→ **Extracted material**:
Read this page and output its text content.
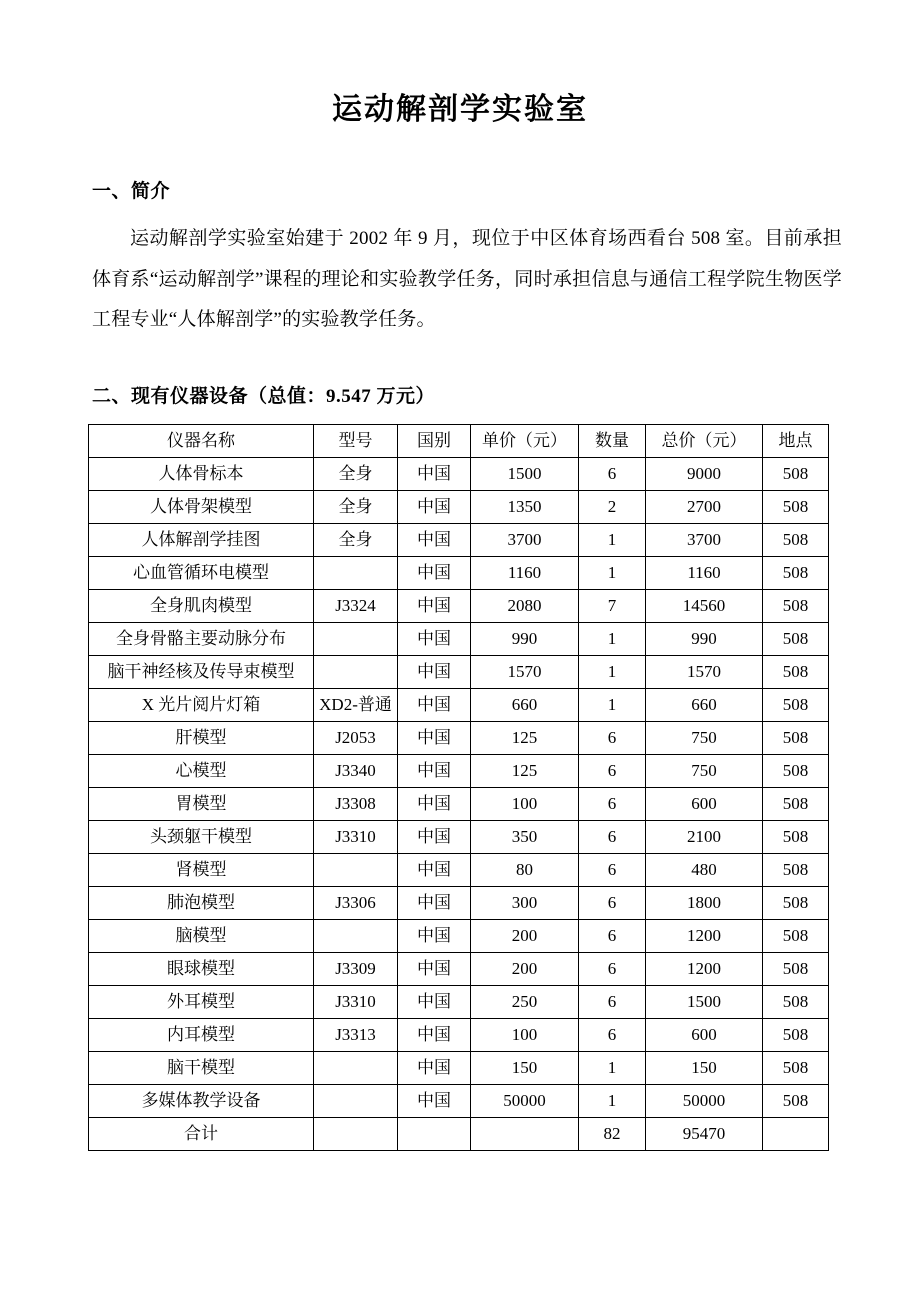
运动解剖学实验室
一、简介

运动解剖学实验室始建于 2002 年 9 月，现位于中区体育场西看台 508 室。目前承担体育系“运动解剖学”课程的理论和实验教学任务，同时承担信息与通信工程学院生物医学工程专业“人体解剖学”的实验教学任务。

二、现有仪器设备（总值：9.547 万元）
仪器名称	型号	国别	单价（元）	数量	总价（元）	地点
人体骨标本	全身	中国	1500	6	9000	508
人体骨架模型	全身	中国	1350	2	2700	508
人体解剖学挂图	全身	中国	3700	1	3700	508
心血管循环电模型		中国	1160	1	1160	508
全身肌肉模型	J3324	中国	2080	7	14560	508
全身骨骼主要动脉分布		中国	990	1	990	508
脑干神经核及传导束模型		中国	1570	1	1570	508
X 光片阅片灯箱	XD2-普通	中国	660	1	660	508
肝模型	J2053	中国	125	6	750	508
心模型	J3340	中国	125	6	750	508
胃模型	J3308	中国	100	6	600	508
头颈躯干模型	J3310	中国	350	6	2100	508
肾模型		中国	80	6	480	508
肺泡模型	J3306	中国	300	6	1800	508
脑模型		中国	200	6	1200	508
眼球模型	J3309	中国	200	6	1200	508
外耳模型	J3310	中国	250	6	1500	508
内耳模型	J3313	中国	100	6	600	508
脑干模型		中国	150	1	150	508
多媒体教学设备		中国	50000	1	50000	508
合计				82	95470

→ **The exercise**: Reproduce every line above as written, skipping pictures.

→ **Response**:
Read this page and output its text content.
运动解剖学实验室
一、简介

运动解剖学实验室始建于 2002 年 9 月，现位于中区体育场西看台 508 室。目前承担体育系“运动解剖学”课程的理论和实验教学任务，同时承担信息与通信工程学院生物医学工程专业“人体解剖学”的实验教学任务。

二、现有仪器设备（总值：9.547 万元）
仪器名称	型号	国别	单价（元）	数量	总价（元）	地点
人体骨标本	全身	中国	1500	6	9000	508
人体骨架模型	全身	中国	1350	2	2700	508
人体解剖学挂图	全身	中国	3700	1	3700	508
心血管循环电模型		中国	1160	1	1160	508
全身肌肉模型	J3324	中国	2080	7	14560	508
全身骨骼主要动脉分布		中国	990	1	990	508
脑干神经核及传导束模型		中国	1570	1	1570	508
X 光片阅片灯箱	XD2-普通	中国	660	1	660	508
肝模型	J2053	中国	125	6	750	508
心模型	J3340	中国	125	6	750	508
胃模型	J3308	中国	100	6	600	508
头颈躯干模型	J3310	中国	350	6	2100	508
肾模型		中国	80	6	480	508
肺泡模型	J3306	中国	300	6	1800	508
脑模型		中国	200	6	1200	508
眼球模型	J3309	中国	200	6	1200	508
外耳模型	J3310	中国	250	6	1500	508
内耳模型	J3313	中国	100	6	600	508
脑干模型		中国	150	1	150	508
多媒体教学设备		中国	50000	1	50000	508
合计				82	95470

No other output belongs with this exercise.